- WORK TO COMPLETE -
Single out the lines of the material that contain "activated" and copy them.

Dataset excerpt:
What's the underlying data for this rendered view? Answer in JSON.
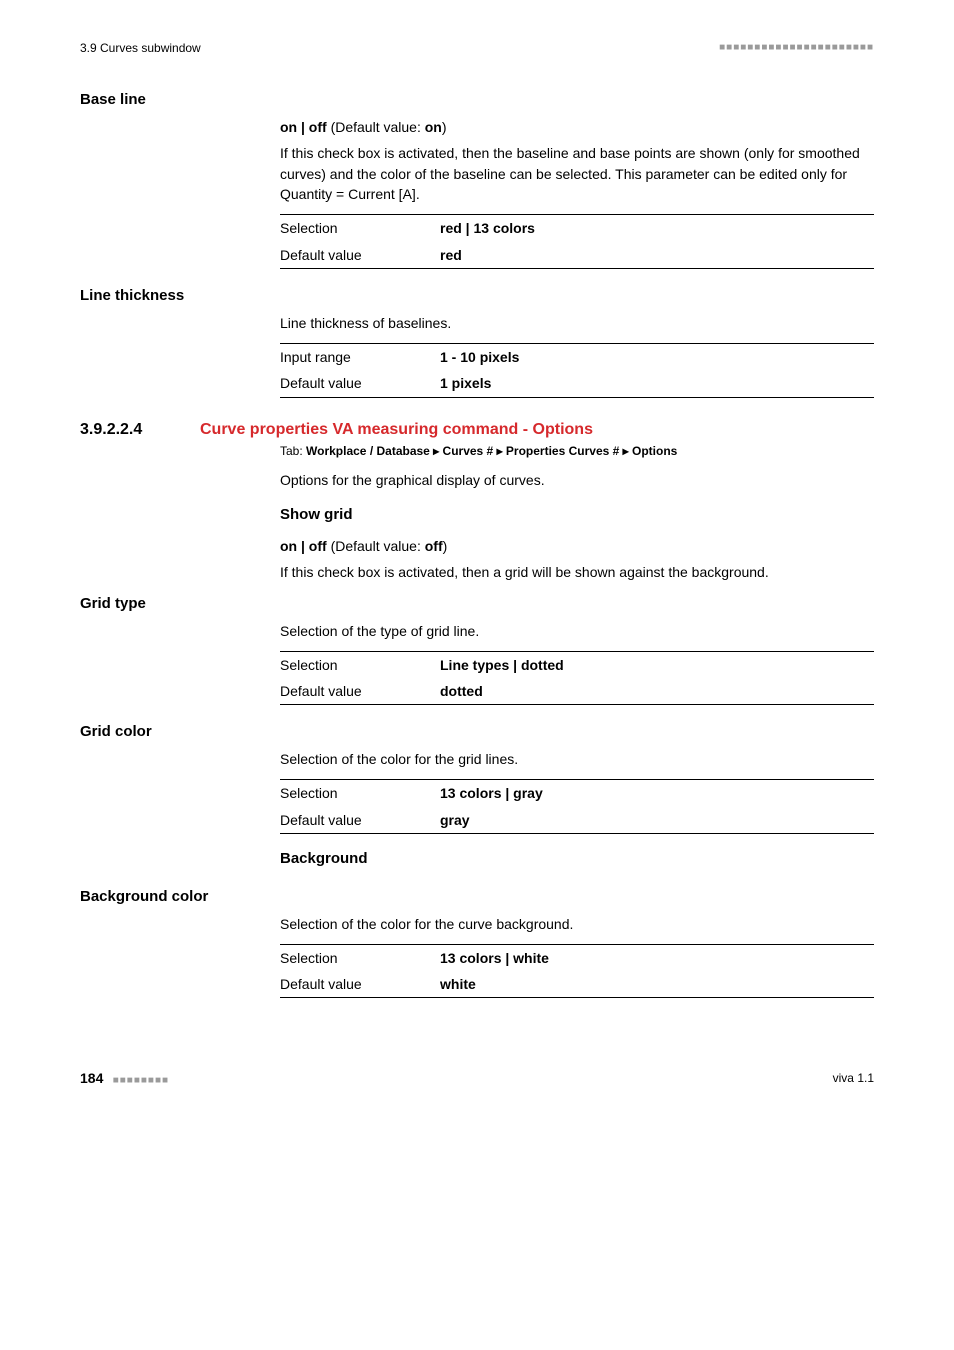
{
  "header": {
    "section_ref": "3.9 Curves subwindow"
  },
  "params": {
    "base_line": {
      "label": "Base line",
      "value_line_prefix": "on | off",
      "value_line_mid": " (Default value: ",
      "value_line_default": "on",
      "value_line_suffix": ")",
      "desc_part1": "If this check box is activated, then the baseline and base points are shown (only for smoothed curves) and the color of the baseline can be selected. This parameter can be edited only for ",
      "desc_bold1": "Quantity",
      "desc_mid": " = ",
      "desc_bold2": "Current [A]",
      "desc_suffix": ".",
      "kv": {
        "r1_label": "Selection",
        "r1_value": "red | 13 colors",
        "r2_label": "Default value",
        "r2_value": "red"
      }
    },
    "line_thickness": {
      "label": "Line thickness",
      "desc": "Line thickness of baselines.",
      "kv": {
        "r1_label": "Input range",
        "r1_value": "1 - 10 pixels",
        "r2_label": "Default value",
        "r2_value": "1 pixels"
      }
    },
    "section": {
      "num": "3.9.2.2.4",
      "title": "Curve properties VA measuring command - Options",
      "tab_prefix": "Tab: ",
      "tab_path": "Workplace / Database ▸ Curves # ▸ Properties Curves # ▸ Options",
      "desc": "Options for the graphical display of curves."
    },
    "show_grid": {
      "heading": "Show grid",
      "value_line_prefix": "on | off",
      "value_line_mid": " (Default value: ",
      "value_line_default": "off",
      "value_line_suffix": ")",
      "desc": "If this check box is activated, then a grid will be shown against the background."
    },
    "grid_type": {
      "label": "Grid type",
      "desc": "Selection of the type of grid line.",
      "kv": {
        "r1_label": "Selection",
        "r1_value": "Line types | dotted",
        "r2_label": "Default value",
        "r2_value": "dotted"
      }
    },
    "grid_color": {
      "label": "Grid color",
      "desc": "Selection of the color for the grid lines.",
      "kv": {
        "r1_label": "Selection",
        "r1_value": "13 colors | gray",
        "r2_label": "Default value",
        "r2_value": "gray"
      }
    },
    "background": {
      "heading": "Background"
    },
    "background_color": {
      "label": "Background color",
      "desc": "Selection of the color for the curve background.",
      "kv": {
        "r1_label": "Selection",
        "r1_value": "13 colors | white",
        "r2_label": "Default value",
        "r2_value": "white"
      }
    }
  },
  "footer": {
    "page": "184",
    "product": "viva 1.1"
  }
}
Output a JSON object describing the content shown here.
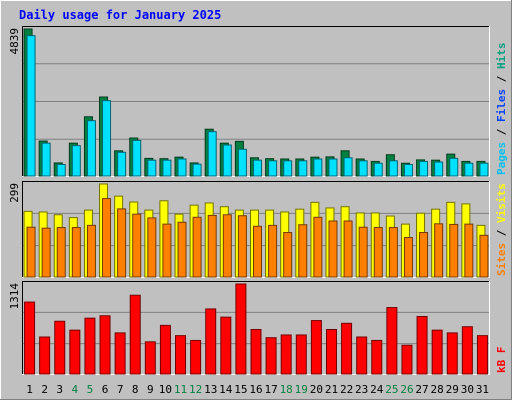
{
  "chart_data": {
    "type": "bar",
    "title": "Daily usage for January 2025",
    "days": [
      "1",
      "2",
      "3",
      "4",
      "5",
      "6",
      "7",
      "8",
      "9",
      "10",
      "11",
      "12",
      "13",
      "14",
      "15",
      "16",
      "17",
      "18",
      "19",
      "20",
      "21",
      "22",
      "23",
      "24",
      "25",
      "26",
      "27",
      "28",
      "29",
      "30",
      "31"
    ],
    "weekend_days": [
      "4",
      "5",
      "11",
      "12",
      "18",
      "19",
      "25",
      "26"
    ],
    "panels": [
      {
        "id": "hits-files-pages",
        "ymax_label": "4839",
        "ymax": 4839,
        "label_parts": [
          {
            "text": "Pages",
            "color": "#00c0f0"
          },
          {
            "text": " / ",
            "color": "#000000"
          },
          {
            "text": "Files",
            "color": "#0040ff"
          },
          {
            "text": " / ",
            "color": "#000000"
          },
          {
            "text": "Hits",
            "color": "#00a080"
          }
        ],
        "series": [
          {
            "name": "Hits",
            "color": "#008040",
            "values": [
              4839,
              1150,
              430,
              1080,
              1950,
              2600,
              830,
              1250,
              580,
              570,
              620,
              430,
              1540,
              1080,
              1140,
              600,
              570,
              560,
              560,
              620,
              630,
              830,
              560,
              480,
              700,
              420,
              530,
              520,
              720,
              480,
              480
            ]
          },
          {
            "name": "Files",
            "color": "#00e0ff",
            "values": [
              4620,
              1080,
              380,
              1000,
              1820,
              2480,
              780,
              1170,
              520,
              520,
              560,
              390,
              1460,
              1020,
              880,
              520,
              500,
              500,
              500,
              560,
              560,
              600,
              500,
              420,
              500,
              380,
              480,
              460,
              580,
              420,
              420
            ]
          }
        ]
      },
      {
        "id": "visits-sites",
        "ymax_label": "299",
        "ymax": 299,
        "label_parts": [
          {
            "text": "Sites",
            "color": "#ff8000"
          },
          {
            "text": " / ",
            "color": "#000000"
          },
          {
            "text": "Visits",
            "color": "#ffff00"
          }
        ],
        "series": [
          {
            "name": "Visits",
            "color": "#ffff00",
            "values": [
              211,
              209,
              200,
              191,
              215,
              299,
              260,
              241,
              215,
              245,
              202,
              231,
              238,
              226,
              215,
              215,
              215,
              209,
              218,
              240,
              222,
              226,
              206,
              206,
              196,
              170,
              205,
              218,
              240,
              235,
              166
            ]
          },
          {
            "name": "Sites",
            "color": "#ff8000",
            "values": [
              160,
              157,
              159,
              159,
              166,
              252,
              219,
              202,
              190,
              170,
              176,
              192,
              198,
              200,
              197,
              163,
              166,
              143,
              168,
              192,
              180,
              180,
              160,
              159,
              159,
              127,
              143,
              171,
              169,
              170,
              134
            ]
          }
        ]
      },
      {
        "id": "kbf",
        "ymax_label": "1314",
        "ymax": 1314,
        "label_parts": [
          {
            "text": "kB F",
            "color": "#ff0000"
          }
        ],
        "series": [
          {
            "name": "kB F",
            "color": "#ff0000",
            "values": [
              1050,
              540,
              770,
              640,
              815,
              850,
              600,
              1150,
              470,
              710,
              560,
              490,
              950,
              830,
              1314,
              650,
              530,
              570,
              570,
              780,
              650,
              740,
              540,
              490,
              970,
              420,
              840,
              640,
              600,
              690,
              560
            ]
          }
        ]
      }
    ]
  }
}
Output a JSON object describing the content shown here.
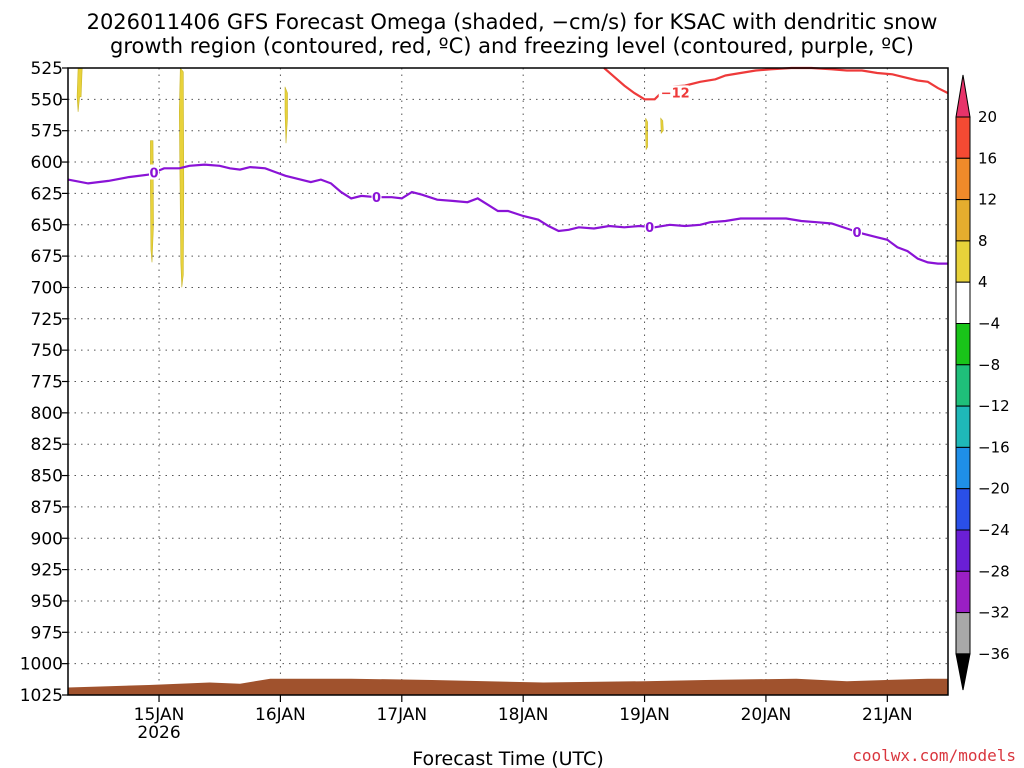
{
  "chart_data": {
    "type": "contour",
    "title_lines": [
      "2026011406 GFS Forecast Omega (shaded, −cm/s) for KSAC with dendritic snow",
      "growth region (contoured, red, ºC) and freezing level (contoured, purple, ºC)"
    ],
    "xlabel": "Forecast Time (UTC)",
    "credit": "coolwx.com/models",
    "y_ticks": [
      525,
      550,
      575,
      600,
      625,
      650,
      675,
      700,
      725,
      750,
      775,
      800,
      825,
      850,
      875,
      900,
      925,
      950,
      975,
      1000,
      1025
    ],
    "ylim": [
      525,
      1025
    ],
    "x_start_hours": 6,
    "x_end_hours": 180,
    "x_ticks": [
      {
        "hours": 24,
        "label": "15JAN",
        "sublabel": "2026"
      },
      {
        "hours": 48,
        "label": "16JAN",
        "sublabel": ""
      },
      {
        "hours": 72,
        "label": "17JAN",
        "sublabel": ""
      },
      {
        "hours": 96,
        "label": "18JAN",
        "sublabel": ""
      },
      {
        "hours": 120,
        "label": "19JAN",
        "sublabel": ""
      },
      {
        "hours": 144,
        "label": "20JAN",
        "sublabel": ""
      },
      {
        "hours": 168,
        "label": "21JAN",
        "sublabel": ""
      }
    ],
    "colorbar": {
      "levels": [
        20,
        16,
        12,
        8,
        4,
        -4,
        -8,
        -12,
        -16,
        -20,
        -24,
        -28,
        -32,
        -36
      ],
      "colors": [
        "#e8336a",
        "#f44a33",
        "#ef8a2a",
        "#e5ad2e",
        "#e8d23a",
        "#ffffff",
        "#19c419",
        "#1fbf7a",
        "#1fb8b8",
        "#1f8fe8",
        "#2a4fe8",
        "#6a1fd6",
        "#9a1fc4",
        "#a8a8a8",
        "#000000"
      ]
    },
    "freezing_level": {
      "color": "#8a13d6",
      "label": "0",
      "label_hours": [
        23,
        67,
        121,
        162
      ],
      "points": [
        [
          6,
          614
        ],
        [
          10,
          617
        ],
        [
          14,
          615
        ],
        [
          18,
          612
        ],
        [
          22,
          610
        ],
        [
          25,
          605
        ],
        [
          28,
          605
        ],
        [
          30,
          603
        ],
        [
          33,
          602
        ],
        [
          36,
          603
        ],
        [
          38,
          605
        ],
        [
          40,
          606
        ],
        [
          42,
          604
        ],
        [
          45,
          605
        ],
        [
          47,
          608
        ],
        [
          49,
          611
        ],
        [
          52,
          614
        ],
        [
          54,
          616
        ],
        [
          56,
          614
        ],
        [
          58,
          617
        ],
        [
          60,
          624
        ],
        [
          62,
          629
        ],
        [
          64,
          627
        ],
        [
          67,
          628
        ],
        [
          70,
          628
        ],
        [
          72,
          629
        ],
        [
          74,
          624
        ],
        [
          76,
          626
        ],
        [
          79,
          630
        ],
        [
          82,
          631
        ],
        [
          85,
          632
        ],
        [
          87,
          629
        ],
        [
          89,
          634
        ],
        [
          91,
          639
        ],
        [
          93,
          639
        ],
        [
          96,
          643
        ],
        [
          99,
          646
        ],
        [
          101,
          651
        ],
        [
          103,
          655
        ],
        [
          105,
          654
        ],
        [
          107,
          652
        ],
        [
          110,
          653
        ],
        [
          113,
          651
        ],
        [
          116,
          652
        ],
        [
          119,
          651
        ],
        [
          122,
          652
        ],
        [
          125,
          650
        ],
        [
          128,
          651
        ],
        [
          131,
          650
        ],
        [
          133,
          648
        ],
        [
          136,
          647
        ],
        [
          139,
          645
        ],
        [
          142,
          645
        ],
        [
          145,
          645
        ],
        [
          148,
          645
        ],
        [
          151,
          647
        ],
        [
          154,
          648
        ],
        [
          157,
          649
        ],
        [
          160,
          653
        ],
        [
          163,
          657
        ],
        [
          166,
          660
        ],
        [
          168,
          662
        ],
        [
          170,
          668
        ],
        [
          172,
          671
        ],
        [
          174,
          677
        ],
        [
          176,
          680
        ],
        [
          178,
          681
        ],
        [
          180,
          681
        ]
      ]
    },
    "dgz_contour": {
      "color": "#ee3a3a",
      "label": "−12",
      "label_hours": [
        123
      ],
      "points": [
        [
          112,
          525
        ],
        [
          114,
          532
        ],
        [
          116,
          539
        ],
        [
          118,
          545
        ],
        [
          120,
          550
        ],
        [
          122,
          550
        ],
        [
          123,
          546
        ],
        [
          125,
          540
        ],
        [
          128,
          539
        ],
        [
          131,
          536
        ],
        [
          134,
          534
        ],
        [
          136,
          531
        ],
        [
          139,
          529
        ],
        [
          142,
          527
        ],
        [
          145,
          526
        ],
        [
          149,
          525
        ],
        [
          153,
          525
        ],
        [
          157,
          526
        ],
        [
          160,
          527
        ],
        [
          163,
          527
        ],
        [
          166,
          529
        ],
        [
          169,
          530
        ],
        [
          171,
          532
        ],
        [
          174,
          535
        ],
        [
          176,
          536
        ],
        [
          178,
          541
        ],
        [
          180,
          545
        ]
      ]
    },
    "omega_patches": [
      {
        "level": 4,
        "points": [
          [
            8.0,
            525
          ],
          [
            8.8,
            525
          ],
          [
            8.6,
            548
          ],
          [
            8.3,
            548
          ],
          [
            8.0,
            560
          ],
          [
            7.8,
            548
          ]
        ]
      },
      {
        "level": 4,
        "points": [
          [
            22.3,
            583
          ],
          [
            22.8,
            583
          ],
          [
            22.9,
            650
          ],
          [
            22.6,
            680
          ],
          [
            22.4,
            670
          ],
          [
            22.3,
            620
          ]
        ]
      },
      {
        "level": 4,
        "points": [
          [
            28.2,
            525
          ],
          [
            28.8,
            528
          ],
          [
            28.9,
            620
          ],
          [
            28.8,
            690
          ],
          [
            28.5,
            700
          ],
          [
            28.3,
            680
          ],
          [
            28.1,
            600
          ],
          [
            28.0,
            560
          ]
        ]
      },
      {
        "level": 4,
        "points": [
          [
            48.9,
            540
          ],
          [
            49.4,
            545
          ],
          [
            49.4,
            565
          ],
          [
            49.1,
            585
          ],
          [
            48.9,
            560
          ]
        ]
      },
      {
        "level": 4,
        "points": [
          [
            120.2,
            565
          ],
          [
            120.6,
            568
          ],
          [
            120.6,
            588
          ],
          [
            120.3,
            590
          ],
          [
            120.2,
            578
          ]
        ]
      },
      {
        "level": 4,
        "points": [
          [
            123.2,
            565
          ],
          [
            123.6,
            567
          ],
          [
            123.7,
            575
          ],
          [
            123.3,
            577
          ]
        ]
      }
    ],
    "terrain": {
      "color": "#a0522d",
      "points": [
        [
          6,
          1019
        ],
        [
          14,
          1018
        ],
        [
          22,
          1017
        ],
        [
          34,
          1015
        ],
        [
          40,
          1016
        ],
        [
          46,
          1012
        ],
        [
          62,
          1012
        ],
        [
          78,
          1013
        ],
        [
          100,
          1015
        ],
        [
          120,
          1014
        ],
        [
          132,
          1013
        ],
        [
          150,
          1012
        ],
        [
          160,
          1014
        ],
        [
          176,
          1012
        ],
        [
          180,
          1012
        ]
      ]
    }
  }
}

- RESPONSE TO THIS TASK -
      "desc_part1": "If this check box is activated, then the baseline and base points are shown (only for smoothed curves) and the color of the baseline can be selected. This parameter can be edited only for ",
      "desc": "If this check box is activated, then a grid will be shown against the background."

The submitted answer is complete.